- _What to produce_
Convert the lines of the items below into a Markdown table with the columns "No." and "Line," giving each row a number and leaving out blank lines. Include only the lines from the one containing "What elements are" through the one containing "- wac-label: WAC".

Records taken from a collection
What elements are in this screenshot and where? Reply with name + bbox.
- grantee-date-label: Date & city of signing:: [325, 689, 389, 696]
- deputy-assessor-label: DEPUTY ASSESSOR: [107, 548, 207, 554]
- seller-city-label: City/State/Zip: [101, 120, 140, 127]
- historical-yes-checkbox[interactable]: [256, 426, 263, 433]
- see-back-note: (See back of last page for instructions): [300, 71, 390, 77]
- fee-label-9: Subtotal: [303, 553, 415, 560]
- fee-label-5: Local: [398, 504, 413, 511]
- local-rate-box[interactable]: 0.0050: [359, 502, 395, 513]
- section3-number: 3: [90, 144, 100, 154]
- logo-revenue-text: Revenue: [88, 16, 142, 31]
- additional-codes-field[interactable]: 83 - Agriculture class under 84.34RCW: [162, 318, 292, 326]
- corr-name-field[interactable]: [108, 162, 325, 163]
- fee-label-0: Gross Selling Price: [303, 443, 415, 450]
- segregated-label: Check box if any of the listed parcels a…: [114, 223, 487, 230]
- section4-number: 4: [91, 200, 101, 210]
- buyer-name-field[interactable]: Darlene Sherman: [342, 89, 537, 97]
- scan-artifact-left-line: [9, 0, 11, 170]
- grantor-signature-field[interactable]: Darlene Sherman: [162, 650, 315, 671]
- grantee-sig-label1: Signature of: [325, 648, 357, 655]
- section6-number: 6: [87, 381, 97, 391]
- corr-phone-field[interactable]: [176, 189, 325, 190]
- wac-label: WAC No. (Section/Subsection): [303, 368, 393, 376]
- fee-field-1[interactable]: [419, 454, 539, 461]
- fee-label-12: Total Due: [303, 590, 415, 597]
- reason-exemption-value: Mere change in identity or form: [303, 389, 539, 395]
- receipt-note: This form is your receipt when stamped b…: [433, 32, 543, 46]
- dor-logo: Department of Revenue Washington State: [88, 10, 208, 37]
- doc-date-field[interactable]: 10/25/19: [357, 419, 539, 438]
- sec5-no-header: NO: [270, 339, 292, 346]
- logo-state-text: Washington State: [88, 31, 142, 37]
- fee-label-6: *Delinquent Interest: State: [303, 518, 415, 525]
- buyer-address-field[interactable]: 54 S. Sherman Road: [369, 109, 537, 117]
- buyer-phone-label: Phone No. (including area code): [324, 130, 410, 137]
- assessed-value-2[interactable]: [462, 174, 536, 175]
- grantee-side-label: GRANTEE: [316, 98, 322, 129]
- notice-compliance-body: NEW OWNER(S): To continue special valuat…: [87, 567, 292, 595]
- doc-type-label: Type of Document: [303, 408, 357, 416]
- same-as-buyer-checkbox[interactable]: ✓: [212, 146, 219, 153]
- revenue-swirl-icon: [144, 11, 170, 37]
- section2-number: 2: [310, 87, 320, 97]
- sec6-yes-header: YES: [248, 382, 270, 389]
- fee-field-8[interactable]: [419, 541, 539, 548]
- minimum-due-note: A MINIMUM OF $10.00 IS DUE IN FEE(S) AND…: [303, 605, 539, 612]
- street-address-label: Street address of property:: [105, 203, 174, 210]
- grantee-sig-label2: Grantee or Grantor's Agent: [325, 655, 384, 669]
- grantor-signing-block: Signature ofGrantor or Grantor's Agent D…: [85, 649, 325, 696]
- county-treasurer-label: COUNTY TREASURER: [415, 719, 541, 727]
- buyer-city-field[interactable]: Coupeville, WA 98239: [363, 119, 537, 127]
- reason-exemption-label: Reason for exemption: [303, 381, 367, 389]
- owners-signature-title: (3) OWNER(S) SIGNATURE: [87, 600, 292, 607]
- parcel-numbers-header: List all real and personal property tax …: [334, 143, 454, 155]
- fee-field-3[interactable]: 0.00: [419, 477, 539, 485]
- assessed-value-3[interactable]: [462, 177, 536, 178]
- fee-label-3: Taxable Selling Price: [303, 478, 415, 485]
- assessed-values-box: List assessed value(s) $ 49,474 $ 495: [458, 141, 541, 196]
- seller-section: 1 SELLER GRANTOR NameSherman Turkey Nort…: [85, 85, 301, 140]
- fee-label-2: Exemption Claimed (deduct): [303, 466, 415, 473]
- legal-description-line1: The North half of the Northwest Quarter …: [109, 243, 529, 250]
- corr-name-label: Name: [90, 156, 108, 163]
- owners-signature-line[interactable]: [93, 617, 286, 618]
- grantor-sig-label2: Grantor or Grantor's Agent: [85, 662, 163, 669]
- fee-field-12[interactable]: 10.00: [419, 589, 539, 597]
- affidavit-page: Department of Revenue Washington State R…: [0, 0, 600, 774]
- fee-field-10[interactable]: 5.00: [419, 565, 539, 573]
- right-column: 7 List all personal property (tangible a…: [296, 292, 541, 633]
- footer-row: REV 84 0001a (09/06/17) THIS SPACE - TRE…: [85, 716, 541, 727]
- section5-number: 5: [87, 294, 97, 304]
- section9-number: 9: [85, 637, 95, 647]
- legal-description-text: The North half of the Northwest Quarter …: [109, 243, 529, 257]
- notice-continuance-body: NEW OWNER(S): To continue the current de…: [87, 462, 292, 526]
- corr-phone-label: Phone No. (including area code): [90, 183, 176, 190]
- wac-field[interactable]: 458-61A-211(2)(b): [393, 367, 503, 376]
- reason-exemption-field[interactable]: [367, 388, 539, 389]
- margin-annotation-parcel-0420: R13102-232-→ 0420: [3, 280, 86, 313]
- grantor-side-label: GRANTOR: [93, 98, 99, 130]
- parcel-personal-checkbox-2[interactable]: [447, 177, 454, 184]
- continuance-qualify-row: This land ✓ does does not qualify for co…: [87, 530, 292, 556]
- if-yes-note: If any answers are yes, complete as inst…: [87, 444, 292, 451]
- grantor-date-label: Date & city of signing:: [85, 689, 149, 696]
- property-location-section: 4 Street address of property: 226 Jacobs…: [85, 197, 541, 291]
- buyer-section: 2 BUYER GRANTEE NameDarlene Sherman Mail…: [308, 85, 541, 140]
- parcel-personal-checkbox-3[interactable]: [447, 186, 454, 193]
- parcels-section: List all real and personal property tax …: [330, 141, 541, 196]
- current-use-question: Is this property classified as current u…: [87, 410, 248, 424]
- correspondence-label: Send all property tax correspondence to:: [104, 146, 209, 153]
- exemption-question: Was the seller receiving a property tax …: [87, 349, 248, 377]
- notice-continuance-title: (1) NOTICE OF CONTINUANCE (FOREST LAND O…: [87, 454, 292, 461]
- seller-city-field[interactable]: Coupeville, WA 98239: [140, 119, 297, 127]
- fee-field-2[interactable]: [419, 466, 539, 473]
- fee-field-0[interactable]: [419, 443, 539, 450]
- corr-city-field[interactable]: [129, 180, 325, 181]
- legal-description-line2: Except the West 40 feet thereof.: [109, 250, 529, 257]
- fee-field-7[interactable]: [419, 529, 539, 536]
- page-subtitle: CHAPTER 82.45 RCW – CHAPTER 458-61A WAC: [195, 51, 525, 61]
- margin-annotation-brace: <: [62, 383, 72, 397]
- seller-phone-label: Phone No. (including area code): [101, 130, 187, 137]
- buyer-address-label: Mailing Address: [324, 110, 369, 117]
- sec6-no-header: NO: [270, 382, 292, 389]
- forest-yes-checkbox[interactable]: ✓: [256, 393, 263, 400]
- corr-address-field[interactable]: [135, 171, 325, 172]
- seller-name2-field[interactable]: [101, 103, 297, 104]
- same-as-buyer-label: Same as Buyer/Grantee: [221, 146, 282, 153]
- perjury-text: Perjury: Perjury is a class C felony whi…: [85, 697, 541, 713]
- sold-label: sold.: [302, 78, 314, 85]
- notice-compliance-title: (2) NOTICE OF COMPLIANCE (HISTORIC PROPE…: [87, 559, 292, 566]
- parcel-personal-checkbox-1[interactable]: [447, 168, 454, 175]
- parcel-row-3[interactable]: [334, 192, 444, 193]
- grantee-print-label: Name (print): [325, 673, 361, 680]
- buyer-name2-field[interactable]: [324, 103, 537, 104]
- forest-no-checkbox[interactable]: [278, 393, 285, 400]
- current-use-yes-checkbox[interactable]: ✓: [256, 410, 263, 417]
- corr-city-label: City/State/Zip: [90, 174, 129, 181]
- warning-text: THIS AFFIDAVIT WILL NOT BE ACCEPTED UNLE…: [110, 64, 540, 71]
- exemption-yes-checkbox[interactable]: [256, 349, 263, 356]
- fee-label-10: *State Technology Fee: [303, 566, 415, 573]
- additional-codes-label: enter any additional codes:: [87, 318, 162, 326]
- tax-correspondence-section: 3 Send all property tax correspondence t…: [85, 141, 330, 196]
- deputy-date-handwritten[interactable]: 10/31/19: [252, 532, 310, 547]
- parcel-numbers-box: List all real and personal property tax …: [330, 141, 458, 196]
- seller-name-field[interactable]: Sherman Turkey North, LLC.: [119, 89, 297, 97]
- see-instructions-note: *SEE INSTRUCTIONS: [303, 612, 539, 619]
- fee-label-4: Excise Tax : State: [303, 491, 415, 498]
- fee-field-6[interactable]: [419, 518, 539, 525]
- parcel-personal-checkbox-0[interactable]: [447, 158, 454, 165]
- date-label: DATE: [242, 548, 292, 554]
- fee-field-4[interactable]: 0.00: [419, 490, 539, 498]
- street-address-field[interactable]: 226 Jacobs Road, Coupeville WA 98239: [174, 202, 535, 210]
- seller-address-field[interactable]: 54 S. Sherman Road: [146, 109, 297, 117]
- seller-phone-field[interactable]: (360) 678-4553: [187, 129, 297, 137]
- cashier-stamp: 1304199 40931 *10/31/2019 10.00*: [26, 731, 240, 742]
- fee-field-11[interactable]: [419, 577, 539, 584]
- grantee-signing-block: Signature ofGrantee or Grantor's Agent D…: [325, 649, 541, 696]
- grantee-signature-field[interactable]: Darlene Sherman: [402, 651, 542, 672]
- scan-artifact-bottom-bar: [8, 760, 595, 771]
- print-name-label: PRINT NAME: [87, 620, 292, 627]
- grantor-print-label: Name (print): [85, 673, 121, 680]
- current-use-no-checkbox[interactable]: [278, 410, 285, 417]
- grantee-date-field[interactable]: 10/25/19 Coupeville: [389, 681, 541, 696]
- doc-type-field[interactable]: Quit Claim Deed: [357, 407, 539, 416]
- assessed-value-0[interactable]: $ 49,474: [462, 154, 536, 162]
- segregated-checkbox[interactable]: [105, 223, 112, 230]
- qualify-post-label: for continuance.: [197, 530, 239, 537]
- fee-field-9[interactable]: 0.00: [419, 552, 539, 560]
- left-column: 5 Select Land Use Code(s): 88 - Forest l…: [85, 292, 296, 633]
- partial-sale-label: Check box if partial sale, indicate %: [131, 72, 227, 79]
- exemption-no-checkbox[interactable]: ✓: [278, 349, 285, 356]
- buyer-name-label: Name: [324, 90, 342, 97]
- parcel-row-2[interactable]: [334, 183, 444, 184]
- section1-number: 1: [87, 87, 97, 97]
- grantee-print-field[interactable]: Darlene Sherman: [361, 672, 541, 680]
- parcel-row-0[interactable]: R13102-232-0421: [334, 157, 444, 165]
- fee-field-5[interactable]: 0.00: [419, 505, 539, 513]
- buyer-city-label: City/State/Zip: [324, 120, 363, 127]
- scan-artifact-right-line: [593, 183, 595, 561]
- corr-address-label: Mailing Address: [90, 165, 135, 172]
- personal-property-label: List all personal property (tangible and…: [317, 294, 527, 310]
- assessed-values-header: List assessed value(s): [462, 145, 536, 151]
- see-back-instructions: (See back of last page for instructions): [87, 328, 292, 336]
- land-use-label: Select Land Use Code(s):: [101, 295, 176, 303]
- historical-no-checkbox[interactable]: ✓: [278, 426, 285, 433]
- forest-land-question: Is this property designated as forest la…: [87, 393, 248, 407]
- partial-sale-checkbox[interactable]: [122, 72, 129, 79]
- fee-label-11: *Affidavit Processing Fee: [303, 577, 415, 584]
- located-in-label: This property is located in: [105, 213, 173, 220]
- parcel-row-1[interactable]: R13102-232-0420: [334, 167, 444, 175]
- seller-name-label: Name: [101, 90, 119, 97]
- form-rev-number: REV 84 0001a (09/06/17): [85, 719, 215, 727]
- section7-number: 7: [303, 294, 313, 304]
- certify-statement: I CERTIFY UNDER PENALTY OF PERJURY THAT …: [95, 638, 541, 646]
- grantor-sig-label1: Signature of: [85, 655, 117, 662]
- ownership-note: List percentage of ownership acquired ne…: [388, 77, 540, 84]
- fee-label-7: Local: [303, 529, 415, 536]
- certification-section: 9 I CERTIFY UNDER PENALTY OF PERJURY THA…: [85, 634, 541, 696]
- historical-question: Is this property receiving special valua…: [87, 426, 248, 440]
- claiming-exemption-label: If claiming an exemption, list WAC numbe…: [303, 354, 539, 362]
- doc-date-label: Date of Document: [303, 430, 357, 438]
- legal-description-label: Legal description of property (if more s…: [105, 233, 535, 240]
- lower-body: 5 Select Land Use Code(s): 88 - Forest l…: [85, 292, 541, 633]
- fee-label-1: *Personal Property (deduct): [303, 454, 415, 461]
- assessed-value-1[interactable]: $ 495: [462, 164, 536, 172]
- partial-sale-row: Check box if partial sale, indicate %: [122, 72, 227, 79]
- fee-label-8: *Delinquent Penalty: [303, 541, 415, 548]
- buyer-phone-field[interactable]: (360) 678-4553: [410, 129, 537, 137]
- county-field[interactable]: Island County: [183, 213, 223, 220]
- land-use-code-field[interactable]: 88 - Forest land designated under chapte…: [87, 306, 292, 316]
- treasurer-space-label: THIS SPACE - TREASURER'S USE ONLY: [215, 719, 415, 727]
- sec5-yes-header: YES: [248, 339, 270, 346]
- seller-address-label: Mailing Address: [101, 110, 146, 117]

---

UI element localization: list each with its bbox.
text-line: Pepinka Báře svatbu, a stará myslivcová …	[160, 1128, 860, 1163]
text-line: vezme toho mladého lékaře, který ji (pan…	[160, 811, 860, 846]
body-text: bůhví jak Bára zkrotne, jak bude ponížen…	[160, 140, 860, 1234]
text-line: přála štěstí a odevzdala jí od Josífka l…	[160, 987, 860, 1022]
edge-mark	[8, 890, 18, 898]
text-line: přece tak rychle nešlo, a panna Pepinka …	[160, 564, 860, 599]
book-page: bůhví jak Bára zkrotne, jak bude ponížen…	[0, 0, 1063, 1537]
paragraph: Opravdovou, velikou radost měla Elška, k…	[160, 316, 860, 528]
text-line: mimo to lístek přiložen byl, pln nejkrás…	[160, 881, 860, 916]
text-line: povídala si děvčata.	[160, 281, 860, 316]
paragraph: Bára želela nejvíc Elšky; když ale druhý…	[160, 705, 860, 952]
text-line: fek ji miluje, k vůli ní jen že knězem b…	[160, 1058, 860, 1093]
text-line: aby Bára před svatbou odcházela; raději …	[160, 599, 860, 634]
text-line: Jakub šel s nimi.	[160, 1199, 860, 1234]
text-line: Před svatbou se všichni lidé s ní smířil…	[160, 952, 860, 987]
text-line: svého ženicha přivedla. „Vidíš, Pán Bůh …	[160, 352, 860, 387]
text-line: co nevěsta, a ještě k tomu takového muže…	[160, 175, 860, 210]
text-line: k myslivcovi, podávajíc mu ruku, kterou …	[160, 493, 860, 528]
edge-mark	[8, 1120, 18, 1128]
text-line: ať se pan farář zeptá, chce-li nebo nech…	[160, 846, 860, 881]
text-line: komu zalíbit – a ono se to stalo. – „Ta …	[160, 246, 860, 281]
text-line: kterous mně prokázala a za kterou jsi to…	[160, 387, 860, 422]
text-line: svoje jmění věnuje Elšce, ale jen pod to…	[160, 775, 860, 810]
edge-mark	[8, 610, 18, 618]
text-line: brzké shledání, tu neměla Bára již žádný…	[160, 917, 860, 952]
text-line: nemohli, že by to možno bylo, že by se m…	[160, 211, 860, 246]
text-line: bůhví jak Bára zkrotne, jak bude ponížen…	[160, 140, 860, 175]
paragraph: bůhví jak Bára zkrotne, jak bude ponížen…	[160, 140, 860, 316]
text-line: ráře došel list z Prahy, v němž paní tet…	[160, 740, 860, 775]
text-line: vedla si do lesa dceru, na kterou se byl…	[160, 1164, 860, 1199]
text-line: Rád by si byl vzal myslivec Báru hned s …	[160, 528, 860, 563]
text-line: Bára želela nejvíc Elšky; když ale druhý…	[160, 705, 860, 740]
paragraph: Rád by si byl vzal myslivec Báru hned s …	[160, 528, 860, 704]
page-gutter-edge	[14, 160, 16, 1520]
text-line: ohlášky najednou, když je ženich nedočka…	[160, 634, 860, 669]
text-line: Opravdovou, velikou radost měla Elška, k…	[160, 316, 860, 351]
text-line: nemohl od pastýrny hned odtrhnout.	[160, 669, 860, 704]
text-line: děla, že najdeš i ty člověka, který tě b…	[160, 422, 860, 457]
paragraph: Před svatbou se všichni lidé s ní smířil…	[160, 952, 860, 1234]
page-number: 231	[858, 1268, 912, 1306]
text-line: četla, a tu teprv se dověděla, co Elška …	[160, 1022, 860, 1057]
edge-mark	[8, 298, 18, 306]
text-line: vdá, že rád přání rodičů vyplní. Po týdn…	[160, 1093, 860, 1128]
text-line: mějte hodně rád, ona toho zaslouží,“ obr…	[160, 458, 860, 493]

- _Response below_
| No. | Line |
|---|---|
| 1 | What elements are in this screenshot and where? Reply with name + bbox. |
| 2 | - grantee-date-label: Date & city of signing:: [325, 689, 389, 696] |
| 3 | - deputy-assessor-label: DEPUTY ASSESSOR: [107, 548, 207, 554] |
| 4 | - seller-city-label: City/State/Zip: [101, 120, 140, 127] |
| 5 | - historical-yes-checkbox[interactable]: [256, 426, 263, 433] |
| 6 | - see-back-note: (See back of last page for instructions): [300, 71, 390, 77] |
| 7 | - fee-label-9: Subtotal: [303, 553, 415, 560] |
| 8 | - fee-label-5: Local: [398, 504, 413, 511] |
| 9 | - local-rate-box[interactable]: 0.0050: [359, 502, 395, 513] |
| 10 | - section3-number: 3: [90, 144, 100, 154] |
| 11 | - logo-revenue-text: Revenue: [88, 16, 142, 31] |
| 12 | - additional-codes-field[interactable]: 83 - Agriculture class under 84.34RCW: [162, 318, 292, 326] |
| 13 | - corr-name-field[interactable]: [108, 162, 325, 163] |
| 14 | - fee-label-0: Gross Selling Price: [303, 443, 415, 450] |
| 15 | - segregated-label: Check box if any of the listed parcels a…: [114, 223, 487, 230] |
| 16 | - section4-number: 4: [91, 200, 101, 210] |
| 17 | - buyer-name-field[interactable]: Darlene Sherman: [342, 89, 537, 97] |
| 18 | - scan-artifact-left-line: [9, 0, 11, 170] |
| 19 | - grantor-signature-field[interactable]: Darlene Sherman: [162, 650, 315, 671] |
| 20 | - grantee-sig-label1: Signature of: [325, 648, 357, 655] |
| 21 | - section6-number: 6: [87, 381, 97, 391] |
| 22 | - corr-phone-field[interactable]: [176, 189, 325, 190] |
| 23 | - wac-label: WAC No. (Section/Subsection): [303, 368, 393, 376] |